# [WHAT YOU NEED TO DO]
Scan the data below. Pull out each line where "Repeat" occurs.

Dataset items:
^^^^^^^^

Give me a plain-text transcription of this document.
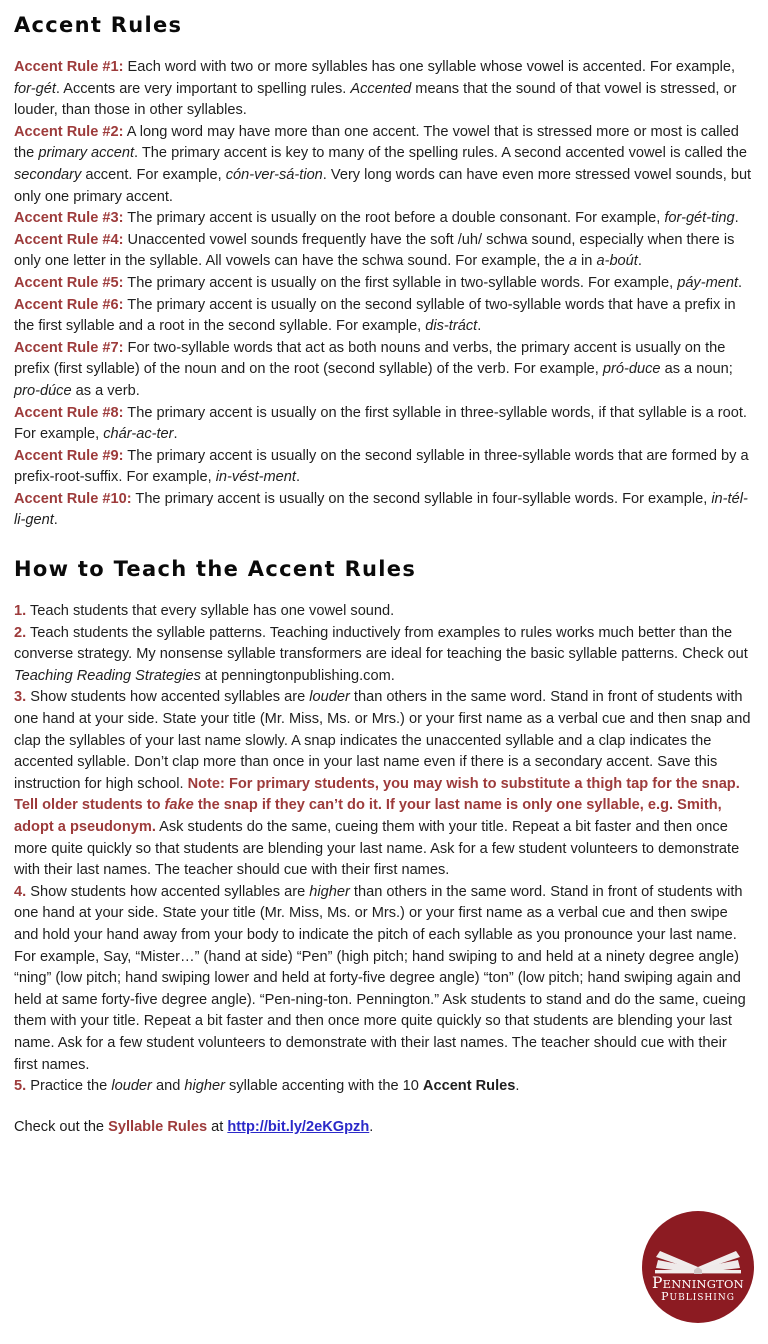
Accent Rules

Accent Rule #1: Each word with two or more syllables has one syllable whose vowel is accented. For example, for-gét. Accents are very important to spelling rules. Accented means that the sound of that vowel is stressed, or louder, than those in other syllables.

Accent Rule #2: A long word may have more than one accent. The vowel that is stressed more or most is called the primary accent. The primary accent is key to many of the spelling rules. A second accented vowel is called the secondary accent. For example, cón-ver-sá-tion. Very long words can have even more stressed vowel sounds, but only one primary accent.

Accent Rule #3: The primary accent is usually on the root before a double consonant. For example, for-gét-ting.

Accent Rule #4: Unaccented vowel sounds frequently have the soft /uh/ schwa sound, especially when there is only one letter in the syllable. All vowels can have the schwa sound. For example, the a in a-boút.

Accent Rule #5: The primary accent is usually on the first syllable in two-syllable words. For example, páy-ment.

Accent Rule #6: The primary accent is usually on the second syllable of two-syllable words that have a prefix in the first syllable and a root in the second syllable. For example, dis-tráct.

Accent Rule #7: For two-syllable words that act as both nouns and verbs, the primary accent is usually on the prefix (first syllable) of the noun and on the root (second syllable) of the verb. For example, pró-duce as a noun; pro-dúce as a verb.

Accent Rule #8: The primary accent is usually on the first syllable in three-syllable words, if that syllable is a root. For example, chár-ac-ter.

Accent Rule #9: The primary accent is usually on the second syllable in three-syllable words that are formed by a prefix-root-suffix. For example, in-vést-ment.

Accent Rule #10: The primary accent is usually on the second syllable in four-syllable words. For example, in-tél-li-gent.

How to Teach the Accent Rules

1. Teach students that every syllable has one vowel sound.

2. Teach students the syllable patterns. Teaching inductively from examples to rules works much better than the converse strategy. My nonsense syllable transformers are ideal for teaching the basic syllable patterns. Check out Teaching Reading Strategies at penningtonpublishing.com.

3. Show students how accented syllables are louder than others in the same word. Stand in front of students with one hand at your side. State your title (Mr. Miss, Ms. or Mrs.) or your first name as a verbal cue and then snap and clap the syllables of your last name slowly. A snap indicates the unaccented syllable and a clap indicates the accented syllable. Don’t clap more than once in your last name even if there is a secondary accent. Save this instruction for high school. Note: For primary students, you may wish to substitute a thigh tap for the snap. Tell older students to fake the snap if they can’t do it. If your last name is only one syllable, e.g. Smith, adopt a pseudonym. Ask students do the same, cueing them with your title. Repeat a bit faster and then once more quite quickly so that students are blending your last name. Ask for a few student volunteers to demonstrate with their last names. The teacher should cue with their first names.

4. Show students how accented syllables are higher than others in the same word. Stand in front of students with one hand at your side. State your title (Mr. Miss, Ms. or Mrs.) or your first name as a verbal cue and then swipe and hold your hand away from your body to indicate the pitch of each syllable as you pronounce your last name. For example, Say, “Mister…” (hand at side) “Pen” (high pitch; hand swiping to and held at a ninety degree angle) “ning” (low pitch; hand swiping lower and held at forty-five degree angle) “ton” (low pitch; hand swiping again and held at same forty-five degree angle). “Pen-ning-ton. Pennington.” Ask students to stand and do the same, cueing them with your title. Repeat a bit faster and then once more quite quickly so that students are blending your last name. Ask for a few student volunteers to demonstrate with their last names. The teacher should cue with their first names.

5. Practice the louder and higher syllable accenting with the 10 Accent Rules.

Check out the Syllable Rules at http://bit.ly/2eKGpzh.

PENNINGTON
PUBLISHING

^^^^^^^^

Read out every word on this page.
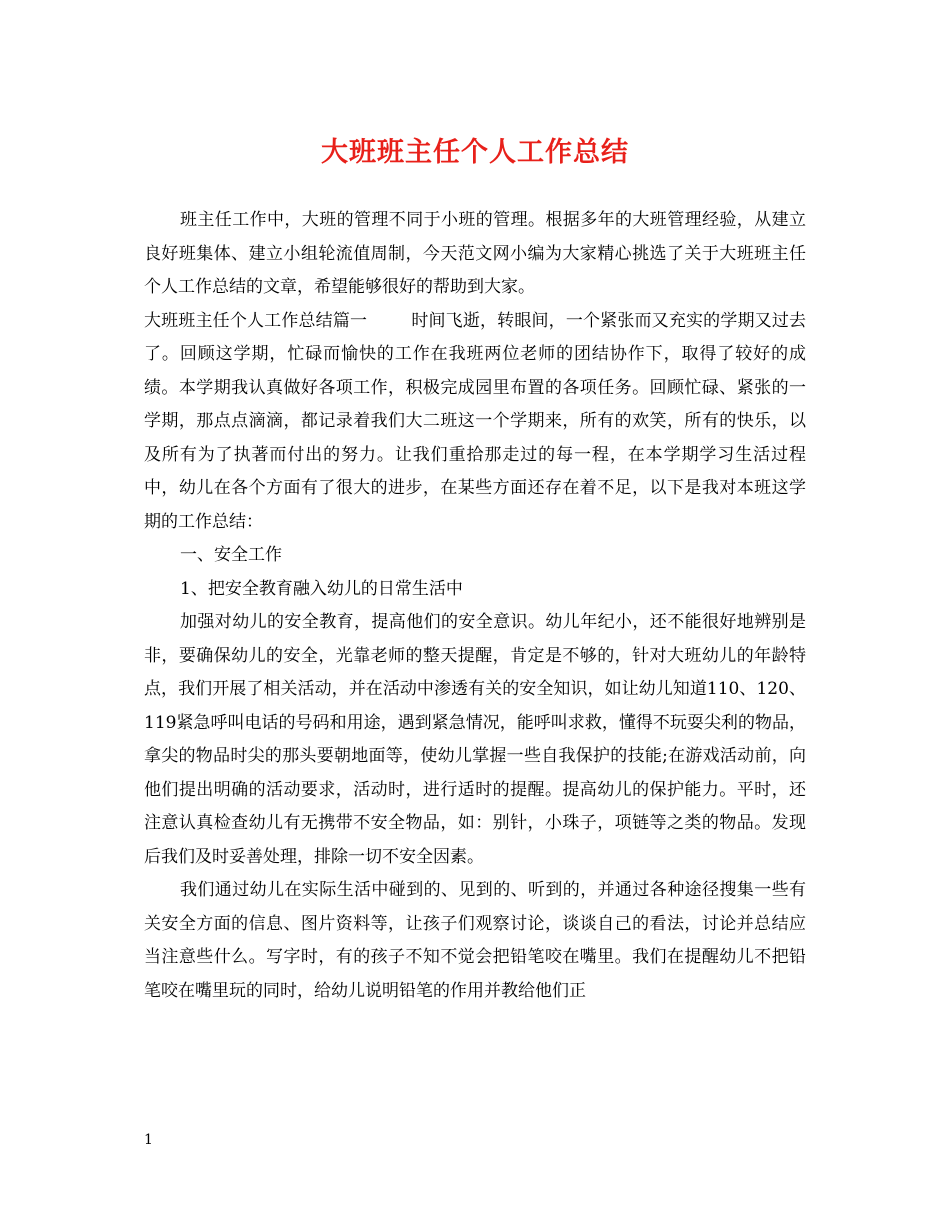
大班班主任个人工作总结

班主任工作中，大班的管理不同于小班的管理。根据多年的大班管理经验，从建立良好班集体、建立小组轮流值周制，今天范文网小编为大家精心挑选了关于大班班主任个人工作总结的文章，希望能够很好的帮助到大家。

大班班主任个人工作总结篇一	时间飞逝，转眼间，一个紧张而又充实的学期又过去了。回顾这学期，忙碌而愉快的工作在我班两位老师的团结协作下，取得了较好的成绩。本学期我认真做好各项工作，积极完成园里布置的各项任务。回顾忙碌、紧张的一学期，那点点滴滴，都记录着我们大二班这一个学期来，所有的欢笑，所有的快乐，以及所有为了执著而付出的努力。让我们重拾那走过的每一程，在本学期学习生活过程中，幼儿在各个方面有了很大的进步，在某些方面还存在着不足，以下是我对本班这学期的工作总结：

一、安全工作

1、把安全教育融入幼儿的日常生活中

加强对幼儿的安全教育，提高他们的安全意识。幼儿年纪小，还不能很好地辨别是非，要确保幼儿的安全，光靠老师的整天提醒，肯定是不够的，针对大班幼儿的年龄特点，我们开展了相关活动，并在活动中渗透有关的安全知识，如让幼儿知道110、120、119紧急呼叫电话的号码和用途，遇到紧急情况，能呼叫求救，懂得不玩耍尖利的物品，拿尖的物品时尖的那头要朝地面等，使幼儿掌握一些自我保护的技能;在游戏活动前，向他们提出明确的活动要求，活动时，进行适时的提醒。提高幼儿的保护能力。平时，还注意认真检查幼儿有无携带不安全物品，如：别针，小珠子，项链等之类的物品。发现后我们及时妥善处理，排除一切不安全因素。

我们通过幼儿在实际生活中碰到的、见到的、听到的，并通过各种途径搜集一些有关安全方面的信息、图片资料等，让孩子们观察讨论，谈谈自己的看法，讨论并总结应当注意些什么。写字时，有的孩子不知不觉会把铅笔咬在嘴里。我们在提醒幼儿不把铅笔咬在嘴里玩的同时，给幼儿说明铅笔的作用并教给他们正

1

^^^^^^^^

# [RESULT]
3. Show students how accented syllables are louder than others in the same word. Stand in front of students with one hand at your side. State your title (Mr. Miss, Ms. or Mrs.) or your first name as a verbal cue and then snap and clap the syllables of your last name slowly. A snap indicates the unaccented syllable and a clap indicates the accented syllable. Don’t clap more than once in your last name even if there is a secondary accent. Save this instruction for high school. Note: For primary students, you may wish to substitute a thigh tap for the snap. Tell older students to fake the snap if they can’t do it. If your last name is only one syllable, e.g. Smith, adopt a pseudonym. Ask students do the same, cueing them with your title. Repeat a bit faster and then once more quite quickly so that students are blending your last name. Ask for a few student volunteers to demonstrate with their last names. The teacher should cue with their first names.
4. Show students how accented syllables are higher than others in the same word. Stand in front of students with one hand at your side. State your title (Mr. Miss, Ms. or Mrs.) or your first name as a verbal cue and then swipe and hold your hand away from your body to indicate the pitch of each syllable as you pronounce your last name. For example, Say, “Mister…” (hand at side) “Pen” (high pitch; hand swiping to and held at a ninety degree angle) “ning” (low pitch; hand swiping lower and held at forty-five degree angle) “ton” (low pitch; hand swiping again and held at same forty-five degree angle). “Pen-ning-ton. Pennington.” Ask students to stand and do the same, cueing them with your title. Repeat a bit faster and then once more quite quickly so that students are blending your last name. Ask for a few student volunteers to demonstrate with their last names. The teacher should cue with their first names.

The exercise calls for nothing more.